TASK PROMPT: Where a line of the material contains the string "page", copy that line.

──────────────────────────────

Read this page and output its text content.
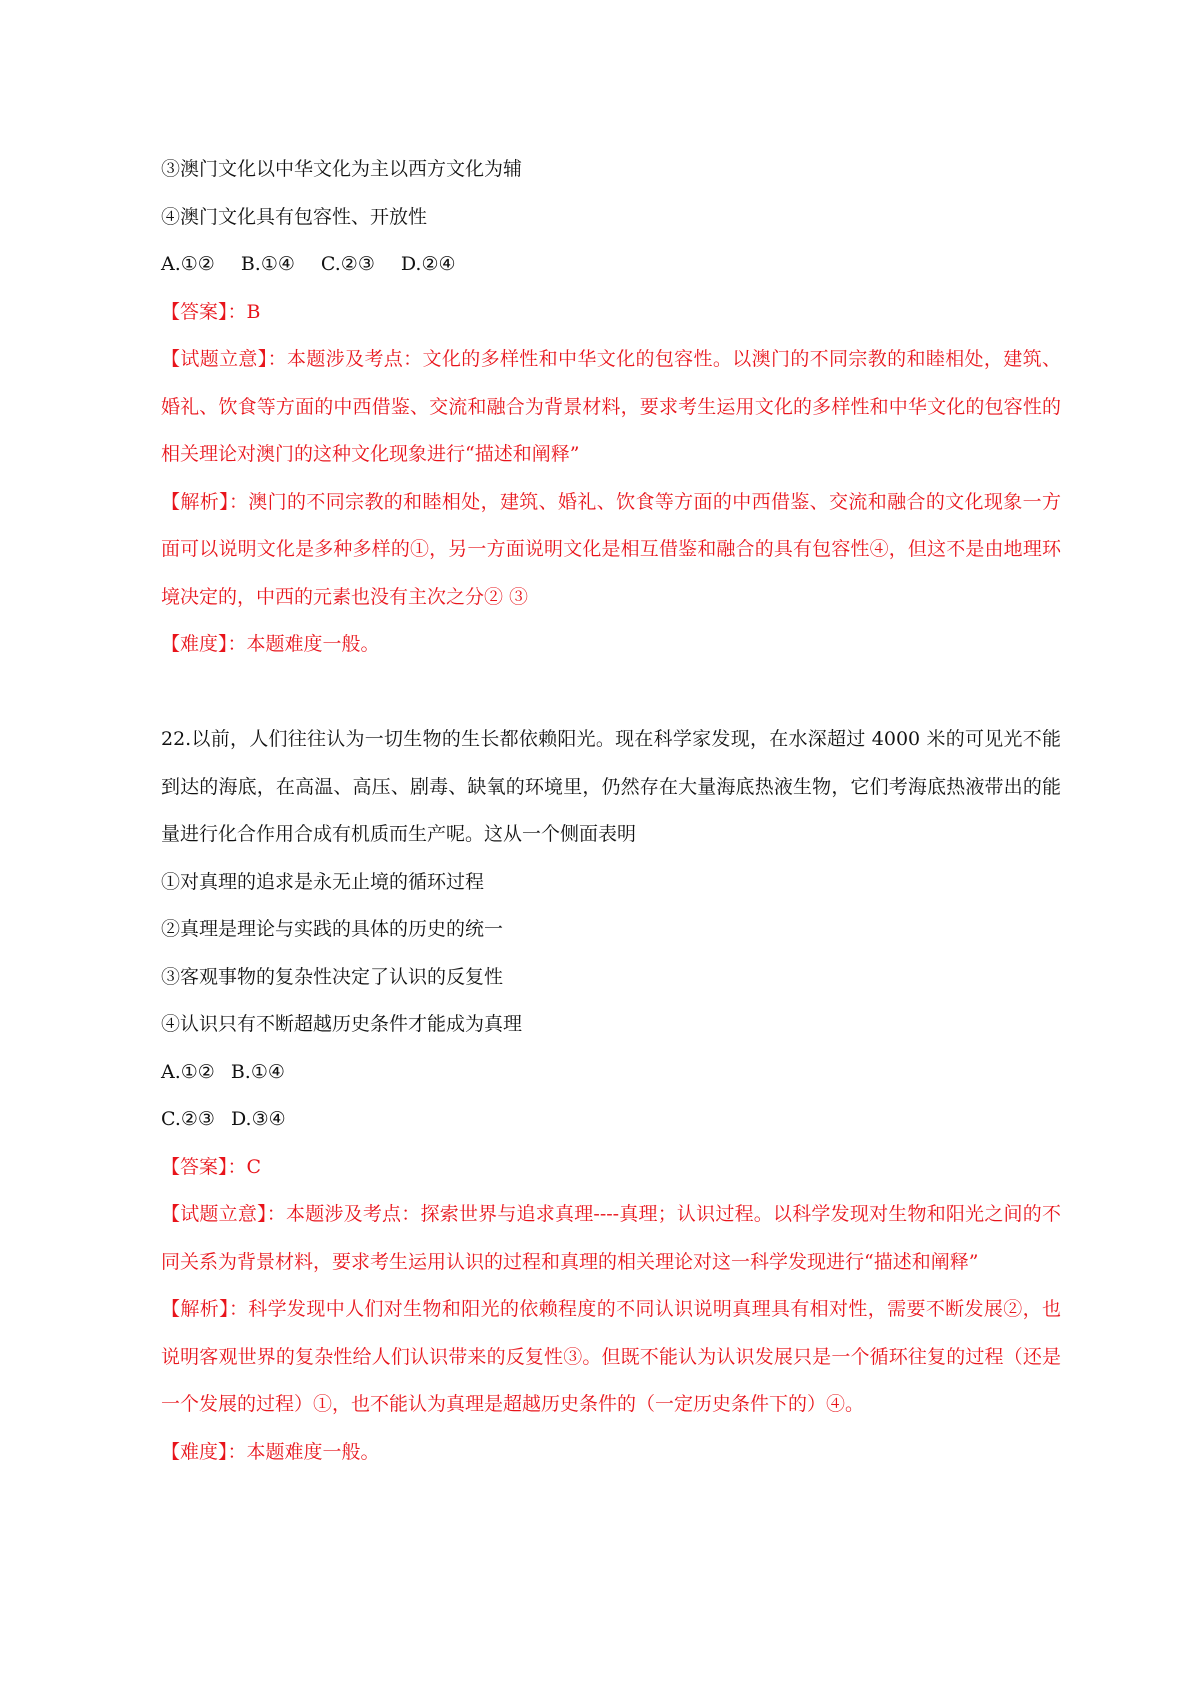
③澳门文化以中华文化为主以西方文化为辅
④澳门文化具有包容性、开放性
A.①② B.①④ C.②③ D.②④
【答案】：B
【试题立意】：本题涉及考点：文化的多样性和中华文化的包容性。以澳门的不同宗教的和睦相处，建筑、婚礼、饮食等方面的中西借鉴、交流和融合为背景材料，要求考生运用文化的多样性和中华文化的包容性的相关理论对澳门的这种文化现象进行“描述和阐释”
【解析】：澳门的不同宗教的和睦相处，建筑、婚礼、饮食等方面的中西借鉴、交流和融合的文化现象一方面可以说明文化是多种多样的①，另一方面说明文化是相互借鉴和融合的具有包容性④，但这不是由地理环境决定的，中西的元素也没有主次之分② ③
【难度】：本题难度一般。
22.以前，人们往往认为一切生物的生长都依赖阳光。现在科学家发现，在水深超过 4000 米的可见光不能到达的海底，在高温、高压、剧毒、缺氧的环境里，仍然存在大量海底热液生物，它们考海底热液带出的能量进行化合作用合成有机质而生产呢。这从一个侧面表明
①对真理的追求是永无止境的循环过程
②真理是理论与实践的具体的历史的统一
③客观事物的复杂性决定了认识的反复性
④认识只有不断超越历史条件才能成为真理
A.①② B.①④
C.②③ D.③④
【答案】：C
【试题立意】：本题涉及考点：探索世界与追求真理----真理；认识过程。以科学发现对生物和阳光之间的不同关系为背景材料，要求考生运用认识的过程和真理的相关理论对这一科学发现进行“描述和阐释”
【解析】：科学发现中人们对生物和阳光的依赖程度的不同认识说明真理具有相对性，需要不断发展②，也说明客观世界的复杂性给人们认识带来的反复性③。但既不能认为认识发展只是一个循环往复的过程（还是一个发展的过程）①，也不能认为真理是超越历史条件的（一定历史条件下的）④。
【难度】：本题难度一般。
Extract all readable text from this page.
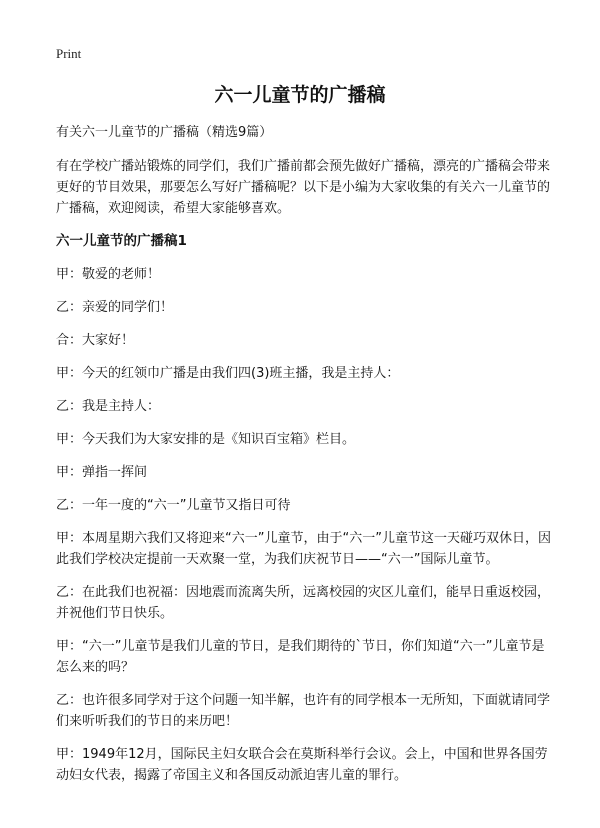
Print
六一儿童节的广播稿

有关六一儿童节的广播稿（精选9篇）

有在学校广播站锻炼的同学们，我们广播前都会预先做好广播稿，漂亮的广播稿会带来更好的节目效果，那要怎么写好广播稿呢？以下是小编为大家收集的有关六一儿童节的广播稿，欢迎阅读，希望大家能够喜欢。

六一儿童节的广播稿1

甲：敬爱的老师！

乙：亲爱的同学们！

合：大家好！

甲：今天的红领巾广播是由我们四(3)班主播，我是主持人：

乙：我是主持人：

甲：今天我们为大家安排的是《知识百宝箱》栏目。

甲：弹指一挥间

乙：一年一度的“六一”儿童节又指日可待

甲：本周星期六我们又将迎来“六一”儿童节，由于“六一”儿童节这一天碰巧双休日，因此我们学校决定提前一天欢聚一堂，为我们庆祝节日——“六一”国际儿童节。

乙：在此我们也祝福：因地震而流离失所，远离校园的灾区儿童们，能早日重返校园，并祝他们节日快乐。

甲：“六一”儿童节是我们儿童的节日，是我们期待的`节日，你们知道“六一”儿童节是怎么来的吗？

乙：也许很多同学对于这个问题一知半解，也许有的同学根本一无所知，下面就请同学们来听听我们的节日的来历吧！

甲：1949年12月，国际民主妇女联合会在莫斯科举行会议。会上，中国和世界各国劳动妇女代表，揭露了帝国主义和各国反动派迫害儿童的罪行。
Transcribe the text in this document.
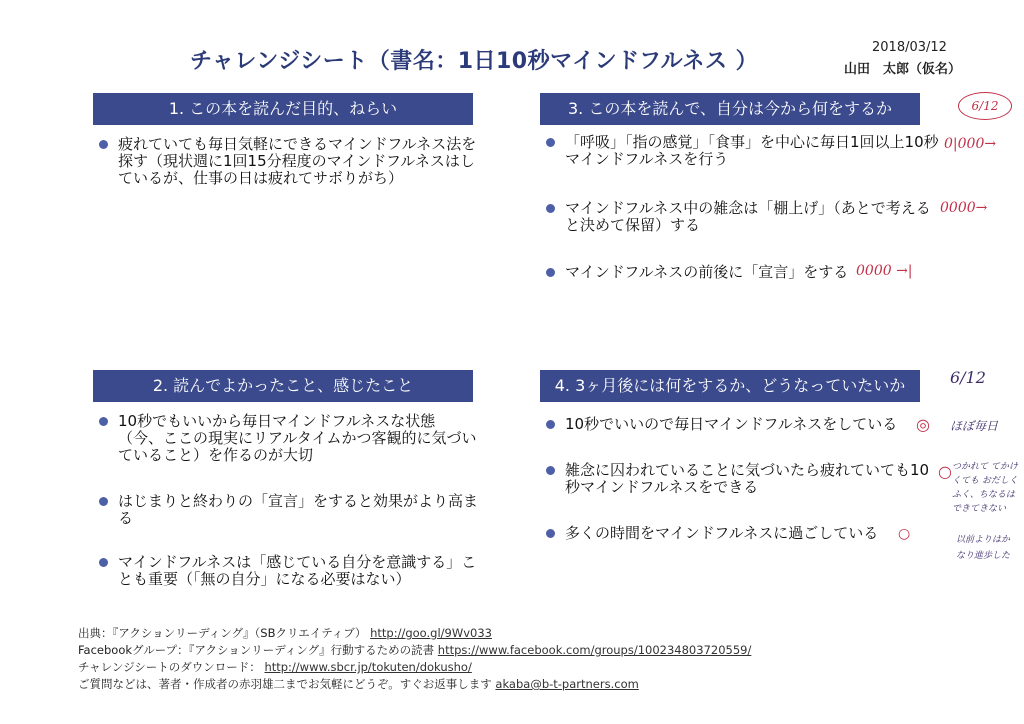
チャレンジシート（書名：1日10秒マインドフルネス ）
2018/03/12
山田　太郎（仮名）
1. この本を読んだ目的、ねらい
疲れていても毎日気軽にできるマインドフルネス法を探す（現状週に1回15分程度のマインドフルネスはしているが、仕事の日は疲れてサボりがち）
2. 読んでよかったこと、感じたこと
10秒でもいいから毎日マインドフルネスな状態（今、ここの現実にリアルタイムかつ客観的に気づいていること）を作るのが大切
はじまりと終わりの「宣言」をすると効果がより高まる
マインドフルネスは「感じている自分を意識する」ことも重要（「無の自分」になる必要はない）
3. この本を読んで、自分は今から何をするか
「呼吸」「指の感覚」「食事」を中心に毎日1回以上10秒マインドフルネスを行う
マインドフルネス中の雑念は「棚上げ」（あとで考えると決めて保留）する
マインドフルネスの前後に「宣言」をする
4. 3ヶ月後には何をするか、どうなっていたいか
10秒でいいので毎日マインドフルネスをしている
雑念に囚われていることに気づいたら疲れていても10秒マインドフルネスをできる
多くの時間をマインドフルネスに過ごしている
6/12
0|000→
0000→
0000 →|
6/12
◎ ほぼ毎日
○ つかれて てかけくても おだしくふく、ちなるはできてきない
○	以前よりはかなり進歩した
出典：『アクションリーディング』（SBクリエイティブ） http://goo.gl/9Wv033
Facebookグループ：『アクションリーディング』行動するための読書 https://www.facebook.com/groups/100234803720559/
チャレンジシートのダウンロード： http://www.sbcr.jp/tokuten/dokusho/
ご質問などは、著者・作成者の赤羽雄二までお気軽にどうぞ。すぐお返事します akaba@b-t-partners.com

──────────────────────────────

WRITTEN ANSWER:
Read this page and output its text content.
Extract all readable text from this page.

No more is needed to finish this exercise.